**Directions**
Copy out the data below verbatim.

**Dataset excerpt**
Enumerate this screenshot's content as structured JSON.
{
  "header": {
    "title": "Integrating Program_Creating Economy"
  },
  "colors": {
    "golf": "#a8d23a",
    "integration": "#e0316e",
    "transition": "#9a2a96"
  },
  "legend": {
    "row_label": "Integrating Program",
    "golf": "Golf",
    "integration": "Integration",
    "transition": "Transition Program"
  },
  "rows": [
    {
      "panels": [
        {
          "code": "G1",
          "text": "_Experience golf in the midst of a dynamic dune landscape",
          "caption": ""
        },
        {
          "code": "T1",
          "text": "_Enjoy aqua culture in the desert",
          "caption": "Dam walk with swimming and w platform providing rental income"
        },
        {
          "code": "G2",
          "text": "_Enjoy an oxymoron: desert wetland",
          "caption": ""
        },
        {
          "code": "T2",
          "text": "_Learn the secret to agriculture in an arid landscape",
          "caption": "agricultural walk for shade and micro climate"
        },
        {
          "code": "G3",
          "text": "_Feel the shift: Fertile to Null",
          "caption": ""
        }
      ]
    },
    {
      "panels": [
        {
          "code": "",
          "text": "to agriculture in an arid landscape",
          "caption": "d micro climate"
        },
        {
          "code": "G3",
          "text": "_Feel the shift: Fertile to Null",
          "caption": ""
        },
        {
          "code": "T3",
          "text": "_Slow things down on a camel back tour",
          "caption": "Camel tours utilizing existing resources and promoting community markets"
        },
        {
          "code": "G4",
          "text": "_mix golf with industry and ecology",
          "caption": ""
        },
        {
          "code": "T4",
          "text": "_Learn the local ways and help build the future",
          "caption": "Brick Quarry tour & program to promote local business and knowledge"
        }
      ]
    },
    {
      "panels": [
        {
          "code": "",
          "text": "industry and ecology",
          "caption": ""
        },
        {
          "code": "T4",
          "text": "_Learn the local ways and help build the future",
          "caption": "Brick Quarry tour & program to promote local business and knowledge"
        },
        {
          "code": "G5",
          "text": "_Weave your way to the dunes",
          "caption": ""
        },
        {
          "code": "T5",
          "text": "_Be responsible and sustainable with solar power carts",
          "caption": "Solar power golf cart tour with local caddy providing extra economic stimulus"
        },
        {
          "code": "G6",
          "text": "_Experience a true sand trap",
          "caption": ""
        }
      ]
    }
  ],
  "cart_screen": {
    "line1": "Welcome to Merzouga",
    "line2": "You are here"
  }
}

**Task result**
Enumerate this screenshot's content as structured JSON.
{
  "header": {
    "title": "Integrating Program_Creating Economy"
  },
  "colors": {
    "golf": "#a8d23a",
    "integration": "#e0316e",
    "transition": "#9a2a96"
  },
  "legend": {
    "row_label": "Integrating Program",
    "golf": "Golf",
    "integration": "Integration",
    "transition": "Transition Program"
  },
  "rows": [
    {
      "panels": [
        {
          "code": "G1",
          "text": "_Experience golf in the midst of a dynamic dune landscape",
          "caption": ""
        },
        {
          "code": "T1",
          "text": "_Enjoy aqua culture in the desert",
          "caption": "Dam walk with swimming and w platform providing rental income"
        },
        {
          "code": "G2",
          "text": "_Enjoy an oxymoron: desert wetland",
          "caption": ""
        },
        {
          "code": "T2",
          "text": "_Learn the secret to agriculture in an arid landscape",
          "caption": "agricultural walk for shade and micro climate"
        },
        {
          "code": "G3",
          "text": "_Feel the shift: Fertile to Null",
          "caption": ""
        }
      ]
    },
    {
      "panels": [
        {
          "code": "",
          "text": "to agriculture in an arid landscape",
          "caption": "d micro climate"
        },
        {
          "code": "G3",
          "text": "_Feel the shift: Fertile to Null",
          "caption": ""
        },
        {
          "code": "T3",
          "text": "_Slow things down on a camel back tour",
          "caption": "Camel tours utilizing existing resources and promoting community markets"
        },
        {
          "code": "G4",
          "text": "_mix golf with industry and ecology",
          "caption": ""
        },
        {
          "code": "T4",
          "text": "_Learn the local ways and help build the future",
          "caption": "Brick Quarry tour & program to promote local business and knowledge"
        }
      ]
    },
    {
      "panels": [
        {
          "code": "",
          "text": "industry and ecology",
          "caption": ""
        },
        {
          "code": "T4",
          "text": "_Learn the local ways and help build the future",
          "caption": "Brick Quarry tour & program to promote local business and knowledge"
        },
        {
          "code": "G5",
          "text": "_Weave your way to the dunes",
          "caption": ""
        },
        {
          "code": "T5",
          "text": "_Be responsible and sustainable with solar power carts",
          "caption": "Solar power golf cart tour with local caddy providing extra economic stimulus"
        },
        {
          "code": "G6",
          "text": "_Experience a true sand trap",
          "caption": ""
        }
      ]
    }
  ],
  "cart_screen": {
    "line1": "Welcome to Merzouga",
    "line2": "You are here"
  }
}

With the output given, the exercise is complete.